■ Figure record listings
====================

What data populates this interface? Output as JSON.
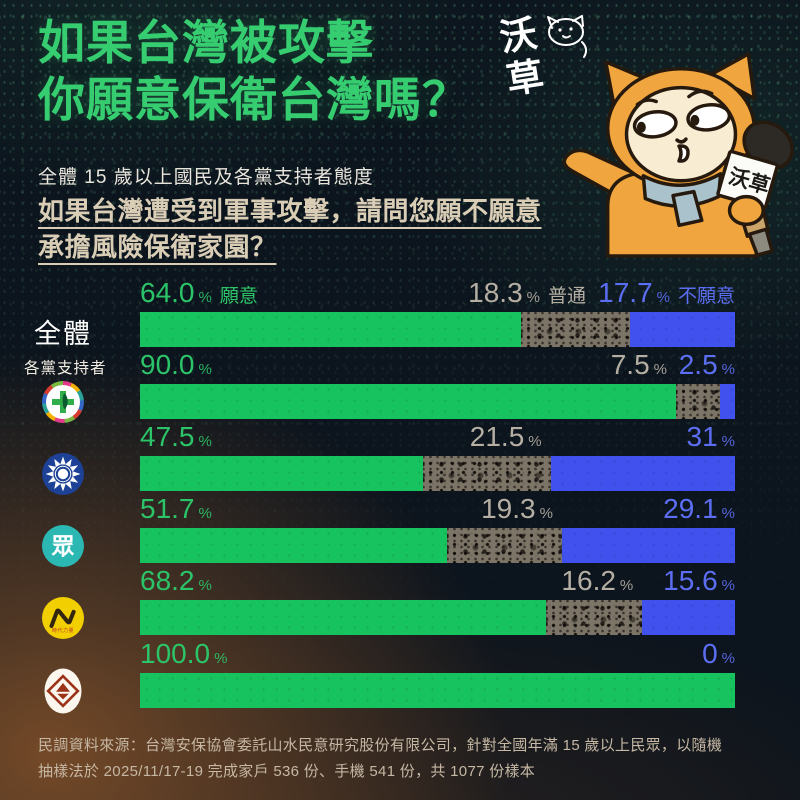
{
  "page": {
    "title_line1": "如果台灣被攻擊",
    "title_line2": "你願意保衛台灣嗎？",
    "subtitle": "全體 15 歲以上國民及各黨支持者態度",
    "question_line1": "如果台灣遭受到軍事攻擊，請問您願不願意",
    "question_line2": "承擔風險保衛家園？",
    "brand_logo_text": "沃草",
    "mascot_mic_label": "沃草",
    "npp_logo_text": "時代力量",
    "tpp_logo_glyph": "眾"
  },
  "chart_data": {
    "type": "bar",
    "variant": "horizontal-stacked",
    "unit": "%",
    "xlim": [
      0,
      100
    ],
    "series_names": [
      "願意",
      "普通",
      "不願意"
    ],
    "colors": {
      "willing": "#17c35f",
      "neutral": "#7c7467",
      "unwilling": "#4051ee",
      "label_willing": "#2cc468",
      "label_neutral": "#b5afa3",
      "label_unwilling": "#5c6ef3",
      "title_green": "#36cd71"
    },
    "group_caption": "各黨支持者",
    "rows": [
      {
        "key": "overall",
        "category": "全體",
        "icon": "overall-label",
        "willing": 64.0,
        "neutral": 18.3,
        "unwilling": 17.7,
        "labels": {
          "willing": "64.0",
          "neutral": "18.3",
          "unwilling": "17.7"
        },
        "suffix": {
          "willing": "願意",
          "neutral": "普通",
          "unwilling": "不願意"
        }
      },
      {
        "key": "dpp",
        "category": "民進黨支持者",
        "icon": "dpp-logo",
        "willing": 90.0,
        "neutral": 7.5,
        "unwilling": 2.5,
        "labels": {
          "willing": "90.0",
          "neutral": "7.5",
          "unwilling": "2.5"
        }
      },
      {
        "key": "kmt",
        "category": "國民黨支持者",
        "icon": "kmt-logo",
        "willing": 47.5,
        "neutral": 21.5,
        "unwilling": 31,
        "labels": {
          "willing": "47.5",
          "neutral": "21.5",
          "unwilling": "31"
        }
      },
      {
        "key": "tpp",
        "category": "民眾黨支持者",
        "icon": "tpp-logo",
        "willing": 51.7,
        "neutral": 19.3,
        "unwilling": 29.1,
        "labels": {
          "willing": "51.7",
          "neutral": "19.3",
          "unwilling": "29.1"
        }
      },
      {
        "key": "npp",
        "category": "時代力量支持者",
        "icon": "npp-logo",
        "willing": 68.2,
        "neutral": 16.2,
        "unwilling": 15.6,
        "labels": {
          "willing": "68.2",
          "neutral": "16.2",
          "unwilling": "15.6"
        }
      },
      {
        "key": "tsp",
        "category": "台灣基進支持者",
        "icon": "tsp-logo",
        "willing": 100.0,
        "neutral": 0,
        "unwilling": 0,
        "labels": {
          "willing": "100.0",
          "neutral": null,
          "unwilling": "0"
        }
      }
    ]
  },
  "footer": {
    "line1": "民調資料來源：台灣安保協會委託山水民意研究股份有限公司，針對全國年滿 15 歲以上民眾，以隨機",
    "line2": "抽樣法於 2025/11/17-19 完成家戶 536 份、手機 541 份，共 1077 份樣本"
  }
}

====================

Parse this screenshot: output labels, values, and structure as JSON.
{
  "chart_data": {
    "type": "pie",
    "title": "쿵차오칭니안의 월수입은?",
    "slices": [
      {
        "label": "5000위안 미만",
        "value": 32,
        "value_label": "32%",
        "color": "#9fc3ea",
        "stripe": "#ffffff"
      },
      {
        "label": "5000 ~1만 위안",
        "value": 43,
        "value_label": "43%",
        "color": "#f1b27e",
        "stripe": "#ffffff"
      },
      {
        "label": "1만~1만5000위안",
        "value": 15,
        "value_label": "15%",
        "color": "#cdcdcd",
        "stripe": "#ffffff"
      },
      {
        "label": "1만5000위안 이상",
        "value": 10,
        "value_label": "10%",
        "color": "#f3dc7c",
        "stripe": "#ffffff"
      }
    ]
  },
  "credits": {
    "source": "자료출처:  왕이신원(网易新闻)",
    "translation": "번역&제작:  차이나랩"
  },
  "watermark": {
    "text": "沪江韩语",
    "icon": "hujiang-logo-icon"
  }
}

====================

■ Your task
Search the lines for "this". Copy each line that has it.

■ Exercise answer
What data populates this interface? Output as JSON.
Parse this screenshot: output labels, values, and structure as JSON.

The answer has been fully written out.